WHAT THE TASK ASKS:
Look through the entries below and count the lines with the word "ages" in them; give only the number.

EXTRACTED RECORDS:

[START]

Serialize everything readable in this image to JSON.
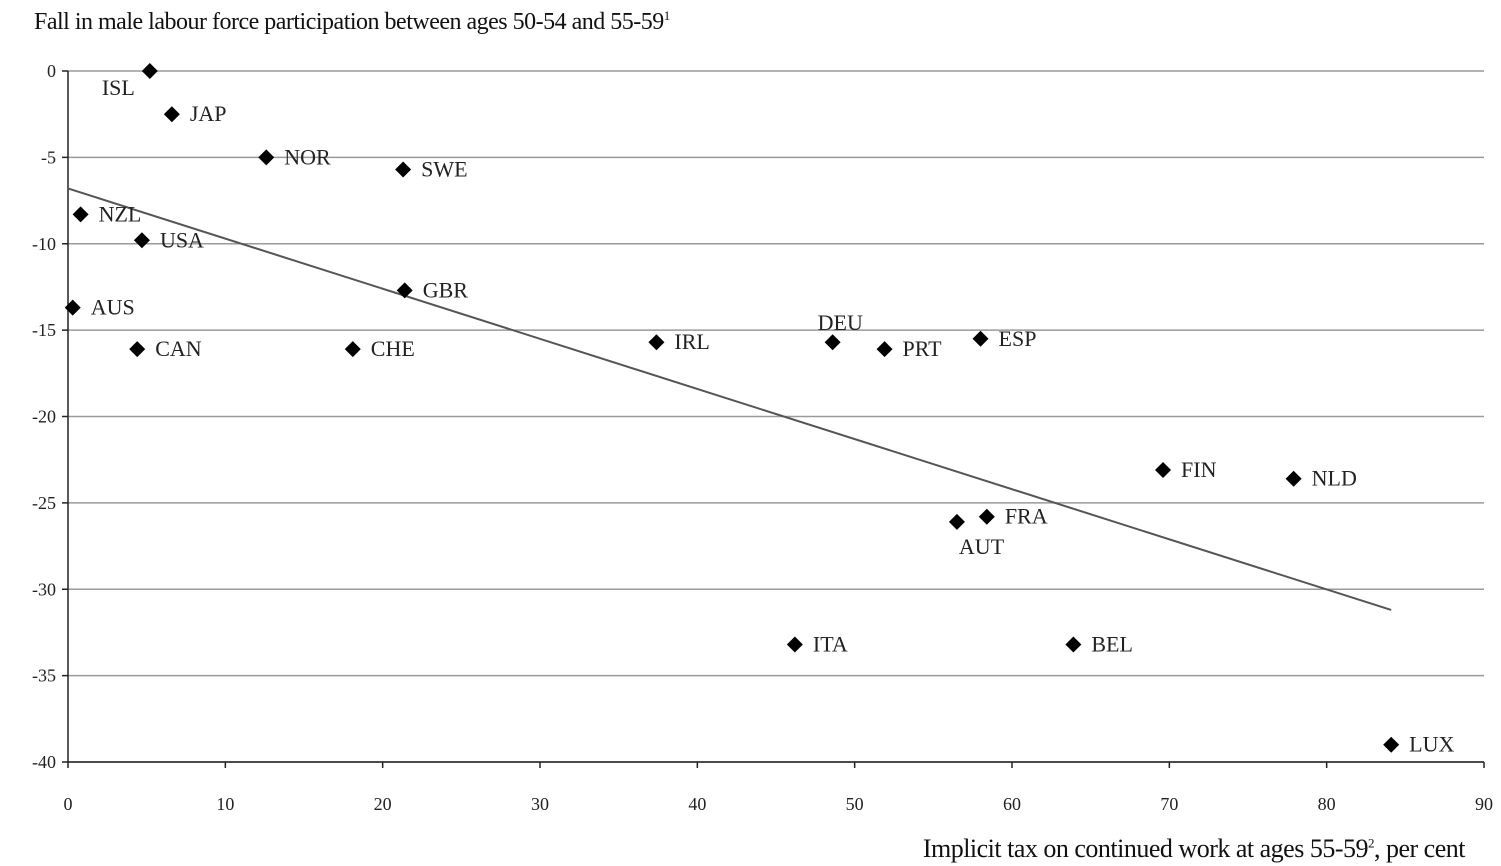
{
  "chart_data": {
    "type": "scatter",
    "title": "Fall in male labour force participation between ages 50-54 and 55-59",
    "title_note": "1",
    "xlabel": "Implicit tax on continued work at ages 55-59",
    "xlabel_note": "2",
    "xlabel_suffix": ", per cent",
    "xlim": [
      0,
      90
    ],
    "ylim": [
      -40,
      0
    ],
    "xticks": [
      0,
      10,
      20,
      30,
      40,
      50,
      60,
      70,
      80,
      90
    ],
    "yticks": [
      0,
      -5,
      -10,
      -15,
      -20,
      -25,
      -30,
      -35,
      -40
    ],
    "grid": "horizontal",
    "marker": "diamond",
    "points": [
      {
        "label": "ISL",
        "x": 5.2,
        "y": 0
      },
      {
        "label": "JAP",
        "x": 6.6,
        "y": -2.5
      },
      {
        "label": "NOR",
        "x": 12.6,
        "y": -5
      },
      {
        "label": "SWE",
        "x": 21.3,
        "y": -5.7
      },
      {
        "label": "NZL",
        "x": 0.8,
        "y": -8.3
      },
      {
        "label": "USA",
        "x": 4.7,
        "y": -9.8
      },
      {
        "label": "GBR",
        "x": 21.4,
        "y": -12.7
      },
      {
        "label": "AUS",
        "x": 0.3,
        "y": -13.7
      },
      {
        "label": "CAN",
        "x": 4.4,
        "y": -16.1
      },
      {
        "label": "CHE",
        "x": 18.1,
        "y": -16.1
      },
      {
        "label": "IRL",
        "x": 37.4,
        "y": -15.7
      },
      {
        "label": "DEU",
        "x": 48.6,
        "y": -15.7
      },
      {
        "label": "PRT",
        "x": 51.9,
        "y": -16.1
      },
      {
        "label": "ESP",
        "x": 58.0,
        "y": -15.5
      },
      {
        "label": "FIN",
        "x": 69.6,
        "y": -23.1
      },
      {
        "label": "NLD",
        "x": 77.9,
        "y": -23.6
      },
      {
        "label": "FRA",
        "x": 58.4,
        "y": -25.8
      },
      {
        "label": "AUT",
        "x": 56.5,
        "y": -26.1
      },
      {
        "label": "ITA",
        "x": 46.2,
        "y": -33.2
      },
      {
        "label": "BEL",
        "x": 63.9,
        "y": -33.2
      },
      {
        "label": "LUX",
        "x": 84.1,
        "y": -39.0
      }
    ],
    "trendline": {
      "x": [
        0,
        84.1
      ],
      "y": [
        -6.8,
        -31.2
      ]
    }
  }
}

[END]

SOLVED PROBLEM:
2